• _THE PROBLEM_
Read the records below. Copy each line where the string "from" occurs.

──────

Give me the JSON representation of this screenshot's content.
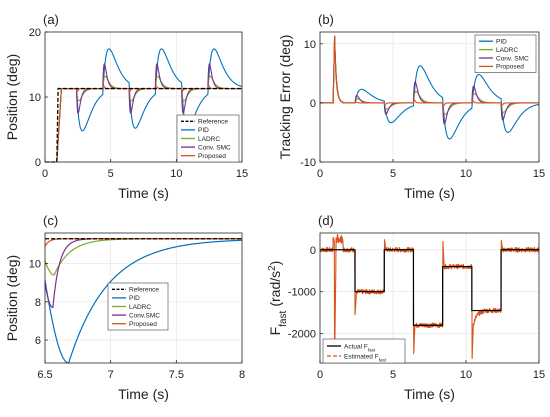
{
  "figure": {
    "background": "#ffffff"
  },
  "colors": {
    "reference": "#000000",
    "pid": "#0072BD",
    "ladrc": "#77AC30",
    "conv_smc": "#7E2F8E",
    "proposed": "#D95319",
    "actual": "#000000",
    "estimated": "#D95319"
  },
  "chart_data": [
    {
      "id": "a",
      "type": "line",
      "panel_label": "(a)",
      "xlabel": "Time (s)",
      "ylabel": "Position (deg)",
      "xlim": [
        0,
        15
      ],
      "ylim": [
        0,
        20
      ],
      "xticks": [
        0,
        5,
        10,
        15
      ],
      "yticks": [
        0,
        10,
        20
      ],
      "grid": true,
      "legend": {
        "placement": "bottom-right",
        "entries": [
          "Reference",
          "PID",
          "LADRC",
          "Conv. SMC",
          "Proposed"
        ]
      },
      "setpoint": 11.3,
      "steps": [
        {
          "t": 2.4,
          "dir": -1
        },
        {
          "t": 4.4,
          "dir": 1
        },
        {
          "t": 6.4,
          "dir": -1
        },
        {
          "t": 8.4,
          "dir": 1
        },
        {
          "t": 10.4,
          "dir": -1
        },
        {
          "t": 12.4,
          "dir": 1
        }
      ],
      "series": [
        {
          "name": "Reference",
          "key": "reference",
          "dashed": true
        },
        {
          "name": "PID",
          "key": "pid",
          "step_amp": 6.5,
          "tau": 0.45
        },
        {
          "name": "LADRC",
          "key": "ladrc",
          "step_amp": 1.9,
          "tau": 0.18
        },
        {
          "name": "Conv. SMC",
          "key": "conv_smc",
          "step_amp": 3.8,
          "tau": 0.12
        },
        {
          "name": "Proposed",
          "key": "proposed",
          "step_amp": 0.45,
          "tau": 0.05
        }
      ]
    },
    {
      "id": "b",
      "type": "line",
      "panel_label": "(b)",
      "xlabel": "Time (s)",
      "ylabel": "Tracking Error (deg)",
      "xlim": [
        0,
        15
      ],
      "ylim": [
        -10,
        12
      ],
      "xticks": [
        0,
        5,
        10,
        15
      ],
      "yticks": [
        -10,
        0,
        10
      ],
      "grid": true,
      "legend": {
        "placement": "top-right",
        "entries": [
          "PID",
          "LADRC",
          "Conv. SMC",
          "Proposed"
        ]
      },
      "initial_error_peak": 11.3,
      "steps": [
        {
          "t": 2.4,
          "dir": 1
        },
        {
          "t": 4.4,
          "dir": -1
        },
        {
          "t": 6.4,
          "dir": 1
        },
        {
          "t": 8.4,
          "dir": -1
        },
        {
          "t": 10.4,
          "dir": 1
        },
        {
          "t": 12.4,
          "dir": -1
        }
      ],
      "step_peaks": [
        2.3,
        -3.5,
        6.5,
        -6.5,
        5.2,
        -5.3
      ],
      "series": [
        {
          "name": "PID",
          "key": "pid",
          "scale": 1.0,
          "tau": 0.45
        },
        {
          "name": "LADRC",
          "key": "ladrc",
          "scale": 0.3,
          "tau": 0.18
        },
        {
          "name": "Conv. SMC",
          "key": "conv_smc",
          "scale": 0.55,
          "tau": 0.12
        },
        {
          "name": "Proposed",
          "key": "proposed",
          "scale": 0.08,
          "tau": 0.05
        }
      ]
    },
    {
      "id": "c",
      "type": "line",
      "panel_label": "(c)",
      "xlabel": "Time (s)",
      "ylabel": "Position (deg)",
      "xlim": [
        6.5,
        8
      ],
      "ylim": [
        4.8,
        11.6
      ],
      "xticks": [
        6.5,
        7,
        7.5,
        8
      ],
      "yticks": [
        6,
        8,
        10
      ],
      "grid": true,
      "legend": {
        "placement": "center-left",
        "entries": [
          "Reference",
          "PID",
          "LADRC",
          "Conv. SMC",
          "Proposed"
        ]
      },
      "setpoint": 11.3,
      "step_time": 6.45,
      "series": [
        {
          "name": "Reference",
          "key": "reference",
          "dashed": true
        },
        {
          "name": "PID",
          "key": "pid",
          "min": 4.8,
          "t_min": 6.68,
          "tau": 0.3
        },
        {
          "name": "LADRC",
          "key": "ladrc",
          "min": 9.4,
          "t_min": 6.57,
          "tau": 0.12
        },
        {
          "name": "Conv. SMC",
          "key": "conv_smc",
          "min": 7.7,
          "t_min": 6.56,
          "tau": 0.05
        },
        {
          "name": "Proposed",
          "key": "proposed",
          "min": 10.9,
          "t_min": 6.5,
          "tau": 0.03
        }
      ]
    },
    {
      "id": "d",
      "type": "line",
      "panel_label": "(d)",
      "xlabel": "Time (s)",
      "ylabel": "F_fast (rad/s^2)",
      "ylabel_main": "F",
      "ylabel_sub": "fast",
      "ylabel_unit_pre": "(rad/s",
      "ylabel_unit_sup": "2",
      "ylabel_unit_post": ")",
      "xlim": [
        0,
        15
      ],
      "ylim": [
        -2700,
        400
      ],
      "xticks": [
        0,
        5,
        10,
        15
      ],
      "yticks": [
        -2000,
        -1000,
        0
      ],
      "grid": true,
      "legend": {
        "placement": "bottom-left",
        "entries": [
          "Actual F_fast",
          "Estimated F_fast"
        ]
      },
      "legend_main": [
        "Actual F",
        "Estimated F"
      ],
      "legend_sub": [
        "fast",
        "fast"
      ],
      "actual": {
        "t": [
          0,
          2.4,
          2.4,
          4.4,
          4.4,
          6.4,
          6.4,
          8.4,
          8.4,
          10.4,
          10.4,
          12.4,
          12.4,
          15
        ],
        "v": [
          0,
          0,
          -1000,
          -1000,
          0,
          0,
          -1800,
          -1800,
          -400,
          -400,
          -1450,
          -1450,
          0,
          0
        ]
      },
      "estimated_spikes": [
        {
          "t": 1.0,
          "v": -2700
        },
        {
          "t": 2.4,
          "v": -1550
        },
        {
          "t": 4.4,
          "v": 300
        },
        {
          "t": 6.4,
          "v": -2650
        },
        {
          "t": 8.4,
          "v": 350
        },
        {
          "t": 10.4,
          "v": -2300
        },
        {
          "t": 12.4,
          "v": 280
        }
      ]
    }
  ]
}
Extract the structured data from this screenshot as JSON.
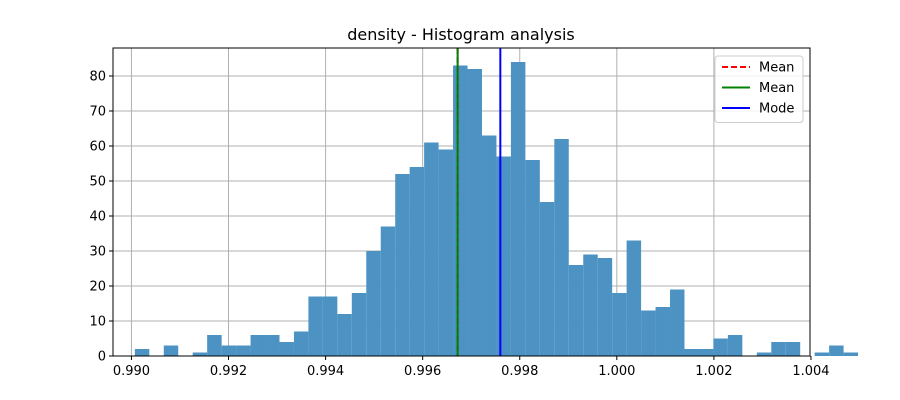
{
  "chart_data": {
    "type": "bar",
    "title": "density - Histogram analysis",
    "xlabel": "",
    "ylabel": "",
    "xlim": [
      0.98962,
      1.00398
    ],
    "ylim": [
      0,
      88
    ],
    "xticks": [
      0.99,
      0.992,
      0.994,
      0.996,
      0.998,
      1.0,
      1.002,
      1.004
    ],
    "xtick_labels": [
      "0.990",
      "0.992",
      "0.994",
      "0.996",
      "0.998",
      "1.000",
      "1.002",
      "1.004"
    ],
    "yticks": [
      0,
      10,
      20,
      30,
      40,
      50,
      60,
      70,
      80
    ],
    "ytick_labels": [
      "0",
      "10",
      "20",
      "30",
      "40",
      "50",
      "60",
      "70",
      "80"
    ],
    "grid": true,
    "bar_color": "#4c93c4",
    "bins_start": 0.99007,
    "bin_width": 0.000298,
    "counts": [
      2,
      0,
      3,
      0,
      1,
      6,
      3,
      3,
      6,
      6,
      4,
      7,
      17,
      17,
      12,
      18,
      30,
      37,
      52,
      54,
      61,
      59,
      83,
      82,
      63,
      57,
      84,
      56,
      44,
      62,
      26,
      29,
      28,
      18,
      33,
      13,
      14,
      19,
      2,
      2,
      5,
      6,
      0,
      1,
      4,
      4,
      0,
      1,
      3,
      1
    ],
    "lines": [
      {
        "name": "Mean",
        "x": 0.99672,
        "color": "#ff0000",
        "style": "dashed"
      },
      {
        "name": "Mean",
        "x": 0.99672,
        "color": "#008000",
        "style": "solid"
      },
      {
        "name": "Mode",
        "x": 0.9976,
        "color": "#0000ff",
        "style": "solid"
      }
    ],
    "legend_position": "top-right"
  }
}
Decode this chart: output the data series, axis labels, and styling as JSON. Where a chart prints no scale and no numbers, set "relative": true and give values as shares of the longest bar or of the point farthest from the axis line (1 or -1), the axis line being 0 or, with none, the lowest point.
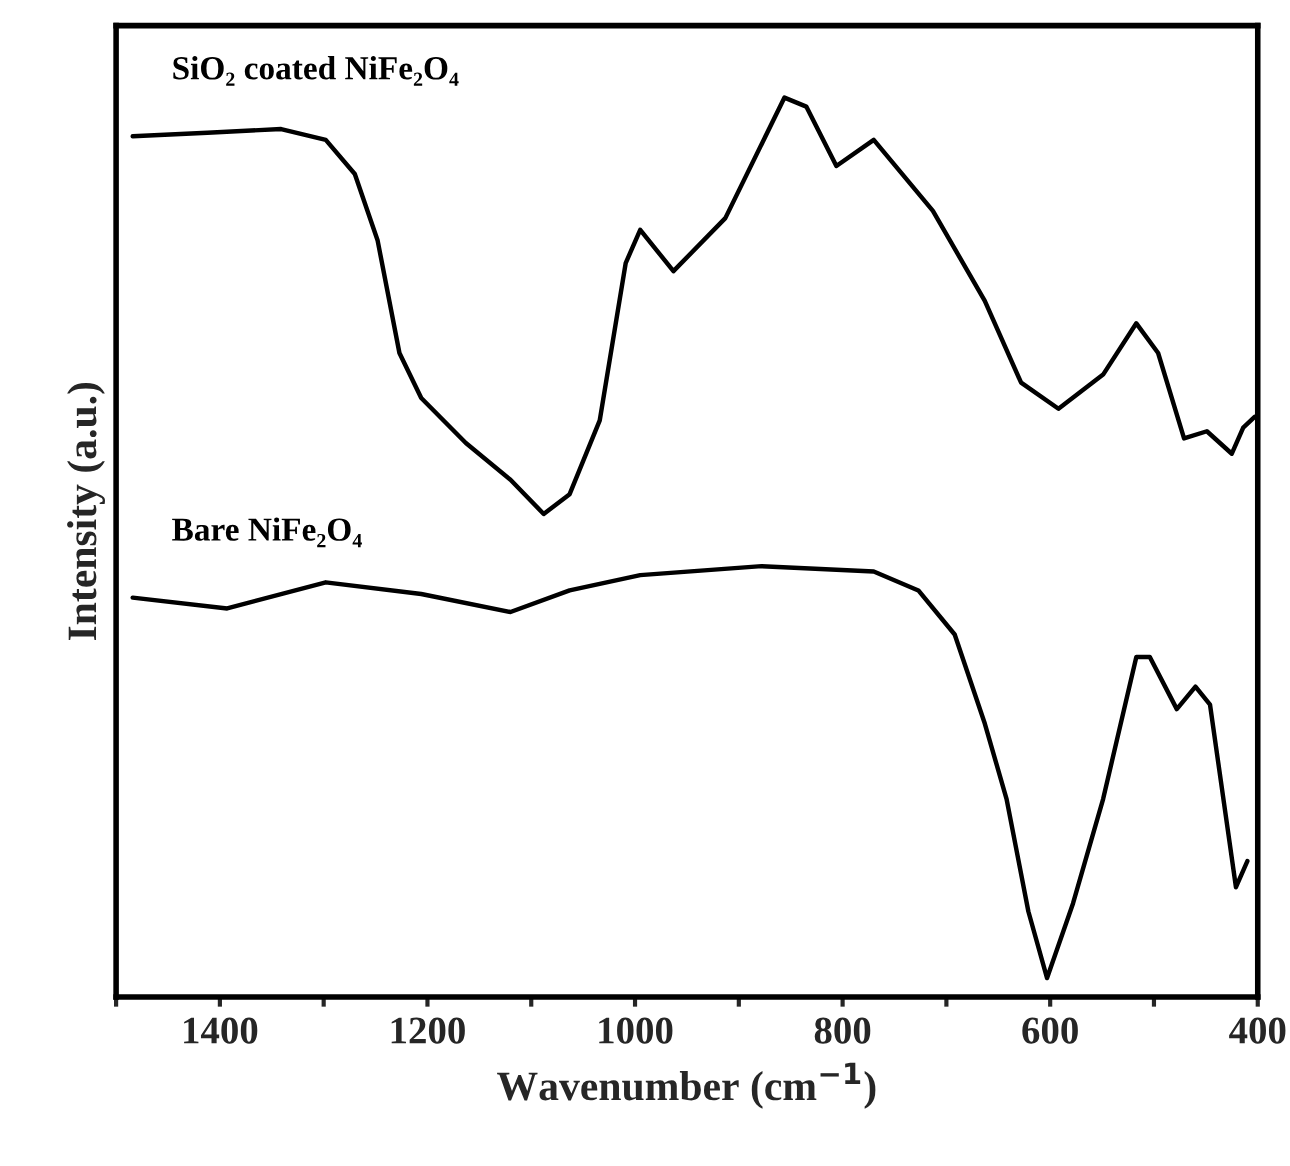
{
  "chart_data": {
    "type": "line",
    "relative": true,
    "xlabel": "Wavenumber (cm$^{−1}$)",
    "ylabel": "Intensity (a.u.)",
    "tick_labels": "x",
    "grid": false,
    "legend": false,
    "xlim": [
      1500,
      400
    ],
    "xticks": [
      {
        "value": 1500,
        "label": null
      },
      1400,
      {
        "value": 1300,
        "label": null
      },
      1200,
      {
        "value": 1100,
        "label": null
      },
      1000,
      {
        "value": 900,
        "label": null
      },
      800,
      {
        "value": 700,
        "label": null
      },
      600,
      {
        "value": 500,
        "label": null
      },
      400
    ],
    "series": [
      {
        "name": "SiO₂ coated NiFe₂O₄",
        "color": "#000000",
        "x": [
          1484,
          1412,
          1341,
          1298,
          1270,
          1248,
          1227,
          1206,
          1163,
          1120,
          1088,
          1063,
          1034,
          1009,
          995,
          963,
          913,
          856,
          835,
          806,
          770,
          713,
          663,
          628,
          592,
          549,
          517,
          496,
          471,
          449,
          425,
          414,
          403
        ],
        "values": [
          0.957,
          0.961,
          0.965,
          0.953,
          0.915,
          0.841,
          0.716,
          0.666,
          0.616,
          0.575,
          0.537,
          0.559,
          0.641,
          0.816,
          0.853,
          0.807,
          0.866,
          1,
          0.99,
          0.924,
          0.953,
          0.874,
          0.774,
          0.683,
          0.654,
          0.692,
          0.749,
          0.716,
          0.621,
          0.629,
          0.604,
          0.633,
          0.645
        ]
      },
      {
        "name": "Bare NiFe₂O₄",
        "color": "#000000",
        "x": [
          1484,
          1393,
          1298,
          1206,
          1120,
          1063,
          995,
          878,
          770,
          727,
          692,
          663,
          642,
          621,
          603,
          578,
          549,
          517,
          504,
          478,
          460,
          446,
          421,
          410
        ],
        "values": [
          0.444,
          0.432,
          0.461,
          0.448,
          0.428,
          0.452,
          0.469,
          0.479,
          0.473,
          0.452,
          0.403,
          0.304,
          0.22,
          0.095,
          0.021,
          0.104,
          0.22,
          0.378,
          0.378,
          0.32,
          0.345,
          0.325,
          0.122,
          0.151
        ]
      }
    ]
  }
}
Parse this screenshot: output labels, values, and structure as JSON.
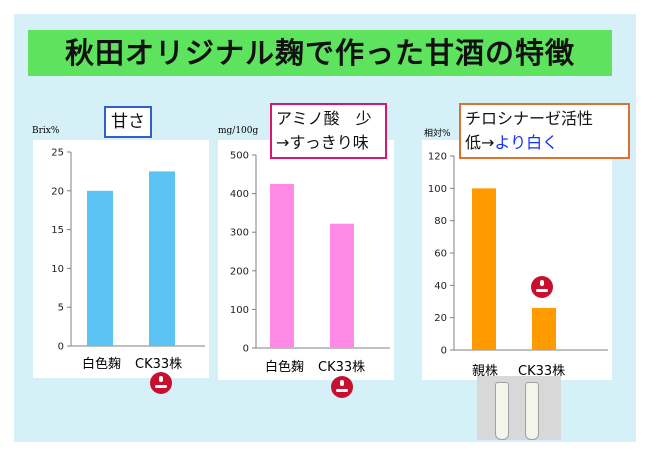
{
  "title": "秋田オリジナル麹で作った甘酒の特徴",
  "colors": {
    "background": "#d6f0f7",
    "title_bar": "#5ee35e",
    "blue_bars": "#5bc4f5",
    "pink_bars": "#ff8ae6",
    "orange_bars": "#ff9a00",
    "badge": "#c8102e"
  },
  "badge_icon": "red-round-logo-badge",
  "chart_data": [
    {
      "type": "bar",
      "label_box": "甘さ",
      "unit": "Brix%",
      "categories": [
        "白色麹",
        "CK33株"
      ],
      "values": [
        20,
        22.5
      ],
      "ylim": [
        0,
        25
      ],
      "yticks": [
        0,
        5,
        10,
        15,
        20,
        25
      ],
      "color": "#5bc4f5"
    },
    {
      "type": "bar",
      "label_box_line1": "アミノ酸　少",
      "label_box_line2": "→すっきり味",
      "unit": "mg/100g",
      "categories": [
        "白色麹",
        "CK33株"
      ],
      "values": [
        425,
        322
      ],
      "ylim": [
        0,
        500
      ],
      "yticks": [
        0,
        100,
        200,
        300,
        400,
        500
      ],
      "color": "#ff8ae6"
    },
    {
      "type": "bar",
      "label_box_line1": "チロシナーゼ活性",
      "label_box_line2_prefix": "低→",
      "label_box_line2_highlight": "より白く",
      "unit": "相対%",
      "categories": [
        "親株",
        "CK33株"
      ],
      "values": [
        100,
        26
      ],
      "ylim": [
        0,
        120
      ],
      "yticks": [
        0,
        20,
        40,
        60,
        80,
        100,
        120
      ],
      "color": "#ff9a00"
    }
  ]
}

──────

• _RESPONSE TO THIS TASK_
Extract the structured data from this screenshot as JSON.
Decode this chart: output the data series, axis labels, and styling as JSON. Where a chart prints no scale and no numbers, set "relative": true and give values as shares of the longest bar or of the point farthest from the axis line (1 or -1), the axis line being 0 or, with none, the lowest point.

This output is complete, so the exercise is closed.